▶ _Korte opdracht A_
Geef uit de beschikking van het hof het stuk tussen "1. Het geding" en "FA RK 08-1328.", beide inbegrepen, woordelijk opnieuw weer.

▶ _Gegeven tekst_
GERECHTSHOF AMSTERDAM
MEERVOUDIGE FAMILIEKAMER
BESCHIKKING van 1 maart 2011 in de zaak met zaaknummer 200.028.042/01 van:
[…],
wonende te […],
APPELLANT,
advocaat: mr. H. Vosmeijer te Amstelveen,
tegen
[…],
wonende te […],
GEÏNTIMEERDE,
advocaat: mr. P.M. de Vries te Amsterdam,
en in de zaak met zaaknummer 200.070.928/01 van:
[…],
wonende te […],
APPELLANTE,
advocaat: mr. P.M. de Vries te Amsterdam,
t e g e n
1. mr. A.M. Blom,
in haar hoedanigheid van bijzonder curator over [de minderjarige],
kantoor houdende te Amsterdam,
2 […],
wonende te […],
advocaat: mr. H. Vosmeijer te Amstelveen,
GEÏNTIMEERDEN.
1. Het geding in hoger beroep in beide zaken
1.1. In de zaak met zaaknummer 200.028.042/01 worden appellant en geïntimeerde hierna respectievelijk [X] en de vrouw genoemd. In de zaak met zaaknummer 200.070.928/01 wordt appellante de vrouw genoemd. Geïntimeerden sub 1 en 2 worden hierna respectievelijk de bijzonder curator en [Y] genoemd.
1.2. In de zaak met zaaknummer 200.028.042/01 is [X] op 16 maart 2009 in hoger beroep gekomen van de beschikking van 17 december 2008 van de kinderrechter in de rechtbank te Amsterdam, met kenmerk 391555 / FA RK 08-1328.
1.3. De vrouw heeft op 28 april 2009 een verweerschrift ingediend.

▶ _Opgeslagen gegevens_
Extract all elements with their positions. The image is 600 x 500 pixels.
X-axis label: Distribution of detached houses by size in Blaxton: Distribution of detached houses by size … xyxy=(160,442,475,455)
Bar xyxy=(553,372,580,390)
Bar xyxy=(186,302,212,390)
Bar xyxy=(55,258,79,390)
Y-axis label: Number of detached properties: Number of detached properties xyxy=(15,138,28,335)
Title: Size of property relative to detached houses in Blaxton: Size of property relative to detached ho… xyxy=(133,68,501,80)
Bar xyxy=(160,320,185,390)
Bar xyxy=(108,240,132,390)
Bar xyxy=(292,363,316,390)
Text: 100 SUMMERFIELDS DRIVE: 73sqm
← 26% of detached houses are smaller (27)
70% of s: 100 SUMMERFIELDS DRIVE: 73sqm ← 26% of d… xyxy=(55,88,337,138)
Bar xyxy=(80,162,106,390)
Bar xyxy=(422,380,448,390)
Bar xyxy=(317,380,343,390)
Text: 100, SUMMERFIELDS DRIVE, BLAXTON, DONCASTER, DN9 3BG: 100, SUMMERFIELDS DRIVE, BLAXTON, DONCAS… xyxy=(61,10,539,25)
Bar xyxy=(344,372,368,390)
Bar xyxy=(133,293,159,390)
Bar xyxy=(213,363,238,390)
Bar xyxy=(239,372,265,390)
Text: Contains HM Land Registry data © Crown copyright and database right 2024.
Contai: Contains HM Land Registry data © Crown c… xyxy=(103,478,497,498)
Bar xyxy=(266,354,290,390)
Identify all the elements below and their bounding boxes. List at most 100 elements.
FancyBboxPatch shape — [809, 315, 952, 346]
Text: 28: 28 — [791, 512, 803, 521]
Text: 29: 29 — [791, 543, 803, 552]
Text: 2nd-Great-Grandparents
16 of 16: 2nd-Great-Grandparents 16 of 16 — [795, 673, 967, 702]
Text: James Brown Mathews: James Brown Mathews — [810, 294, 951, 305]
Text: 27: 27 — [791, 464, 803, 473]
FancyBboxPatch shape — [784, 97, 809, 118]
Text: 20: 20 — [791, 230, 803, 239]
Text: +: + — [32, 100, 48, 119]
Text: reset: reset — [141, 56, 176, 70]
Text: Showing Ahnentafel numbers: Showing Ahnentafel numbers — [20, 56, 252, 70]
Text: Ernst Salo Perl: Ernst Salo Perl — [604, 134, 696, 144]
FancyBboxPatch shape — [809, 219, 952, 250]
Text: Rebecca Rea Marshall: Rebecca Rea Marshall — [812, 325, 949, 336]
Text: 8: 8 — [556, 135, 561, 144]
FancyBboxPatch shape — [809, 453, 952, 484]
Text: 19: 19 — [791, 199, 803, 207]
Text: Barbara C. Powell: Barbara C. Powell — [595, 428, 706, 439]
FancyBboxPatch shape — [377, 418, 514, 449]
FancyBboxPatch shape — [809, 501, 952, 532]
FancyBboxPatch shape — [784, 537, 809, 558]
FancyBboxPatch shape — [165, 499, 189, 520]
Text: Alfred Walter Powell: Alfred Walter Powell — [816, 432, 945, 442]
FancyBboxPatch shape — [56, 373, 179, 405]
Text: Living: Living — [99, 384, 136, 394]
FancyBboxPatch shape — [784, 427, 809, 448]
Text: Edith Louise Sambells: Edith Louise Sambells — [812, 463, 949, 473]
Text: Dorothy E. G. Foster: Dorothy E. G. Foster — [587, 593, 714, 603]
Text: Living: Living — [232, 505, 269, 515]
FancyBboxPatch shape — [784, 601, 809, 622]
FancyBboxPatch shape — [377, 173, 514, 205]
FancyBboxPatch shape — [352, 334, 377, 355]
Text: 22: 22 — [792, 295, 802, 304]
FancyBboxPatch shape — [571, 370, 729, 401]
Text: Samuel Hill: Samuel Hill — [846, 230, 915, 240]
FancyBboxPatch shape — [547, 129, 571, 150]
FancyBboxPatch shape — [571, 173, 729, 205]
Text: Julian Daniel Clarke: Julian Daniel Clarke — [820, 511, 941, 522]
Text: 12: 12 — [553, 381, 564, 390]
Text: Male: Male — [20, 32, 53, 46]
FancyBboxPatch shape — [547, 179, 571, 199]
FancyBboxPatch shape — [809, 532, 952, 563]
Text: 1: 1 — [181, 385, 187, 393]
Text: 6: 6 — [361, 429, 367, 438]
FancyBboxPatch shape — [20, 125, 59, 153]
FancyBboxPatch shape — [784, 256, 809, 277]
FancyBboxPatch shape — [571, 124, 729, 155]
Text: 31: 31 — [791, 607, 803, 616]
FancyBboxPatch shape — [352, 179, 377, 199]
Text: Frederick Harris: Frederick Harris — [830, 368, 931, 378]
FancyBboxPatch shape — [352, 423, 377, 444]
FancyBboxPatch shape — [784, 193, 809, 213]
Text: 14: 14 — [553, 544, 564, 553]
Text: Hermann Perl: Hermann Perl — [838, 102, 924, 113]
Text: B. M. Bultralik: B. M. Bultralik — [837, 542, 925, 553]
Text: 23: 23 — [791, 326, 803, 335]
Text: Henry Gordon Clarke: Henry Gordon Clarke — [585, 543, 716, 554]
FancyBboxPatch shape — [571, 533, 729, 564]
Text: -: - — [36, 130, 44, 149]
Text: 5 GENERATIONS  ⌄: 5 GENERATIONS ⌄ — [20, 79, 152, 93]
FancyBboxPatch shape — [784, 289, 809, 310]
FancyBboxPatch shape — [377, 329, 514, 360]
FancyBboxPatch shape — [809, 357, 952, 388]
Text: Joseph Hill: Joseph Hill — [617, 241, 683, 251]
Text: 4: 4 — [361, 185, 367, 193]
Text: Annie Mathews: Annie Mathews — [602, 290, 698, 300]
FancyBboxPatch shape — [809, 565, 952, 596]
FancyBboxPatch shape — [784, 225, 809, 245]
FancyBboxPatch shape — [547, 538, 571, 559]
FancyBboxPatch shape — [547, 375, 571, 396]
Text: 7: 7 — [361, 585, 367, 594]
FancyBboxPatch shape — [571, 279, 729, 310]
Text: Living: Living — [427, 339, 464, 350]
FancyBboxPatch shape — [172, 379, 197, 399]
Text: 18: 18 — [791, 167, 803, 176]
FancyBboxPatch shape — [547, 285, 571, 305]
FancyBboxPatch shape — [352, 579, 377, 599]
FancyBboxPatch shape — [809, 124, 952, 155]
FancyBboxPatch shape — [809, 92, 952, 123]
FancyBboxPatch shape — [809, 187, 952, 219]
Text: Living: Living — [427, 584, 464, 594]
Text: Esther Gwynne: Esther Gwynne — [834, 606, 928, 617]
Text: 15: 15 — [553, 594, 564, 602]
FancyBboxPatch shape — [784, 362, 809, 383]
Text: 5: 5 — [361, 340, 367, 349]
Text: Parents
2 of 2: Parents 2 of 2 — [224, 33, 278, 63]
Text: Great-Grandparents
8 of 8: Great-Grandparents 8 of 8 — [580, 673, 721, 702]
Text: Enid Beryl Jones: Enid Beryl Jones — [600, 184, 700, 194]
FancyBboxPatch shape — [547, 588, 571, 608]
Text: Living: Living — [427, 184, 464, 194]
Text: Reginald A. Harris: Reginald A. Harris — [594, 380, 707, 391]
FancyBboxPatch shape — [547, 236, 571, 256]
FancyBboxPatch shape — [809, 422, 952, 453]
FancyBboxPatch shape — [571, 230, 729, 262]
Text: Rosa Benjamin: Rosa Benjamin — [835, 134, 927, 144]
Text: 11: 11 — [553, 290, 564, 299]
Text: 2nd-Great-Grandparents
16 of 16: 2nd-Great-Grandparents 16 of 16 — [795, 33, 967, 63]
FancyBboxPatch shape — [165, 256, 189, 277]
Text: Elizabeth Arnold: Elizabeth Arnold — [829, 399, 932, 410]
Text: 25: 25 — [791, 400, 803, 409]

▶ _Korte opdracht B_
Orden de regels van de gegevens vanaf het begin tot en met de regel met "are smaller (27)" als Markdown-tabel met de kolommen Nr en Inhoud. Laat lege regels weg.

▶ _Juiste uitkomst A_
1. Het geding in hoger beroep in beide zaken
1.1. In de zaak met zaaknummer 200.028.042/01 worden appellant en geïntimeerde hierna respectievelijk [X] en de vrouw genoemd. In de zaak met zaaknummer 200.070.928/01 wordt appellante de vrouw genoemd. Geïntimeerden sub 1 en 2 worden hierna respectievelijk de bijzonder curator en [Y] genoemd.
1.2. In de zaak met zaaknummer 200.028.042/01 is [X] op 16 maart 2009 in hoger beroep gekomen van de beschikking van 17 december 2008 van de kinderrechter in de rechtbank te Amsterdam, met kenmerk 391555 / FA RK 08-1328.

▶ _Juiste uitkomst B_
| Nr | Inhoud |
|---|---|
| 1 | Extract all elements with their positions. The image is 600 x 500 pixels. |
| 2 | X-axis label: Distribution of detached houses by size in Blaxton: Distribution of detached houses by size … xyxy=(160,442,475,455) |
| 3 | Bar xyxy=(553,372,580,390) |
| 4 | Bar xyxy=(186,302,212,390) |
| 5 | Bar xyxy=(55,258,79,390) |
| 6 | Y-axis label: Number of detached properties: Number of detached properties xyxy=(15,138,28,335) |
| 7 | Title: Size of property relative to detached houses in Blaxton: Size of property relative to detached ho… xyxy=(133,68,501,80) |
| 8 | Bar xyxy=(160,320,185,390) |
| 9 | Bar xyxy=(108,240,132,390) |
| 10 | Bar xyxy=(292,363,316,390) |
| 11 | Text: 100 SUMMERFIELDS DRIVE: 73sqm |
| 12 | ← 26% of detached houses are smaller (27) |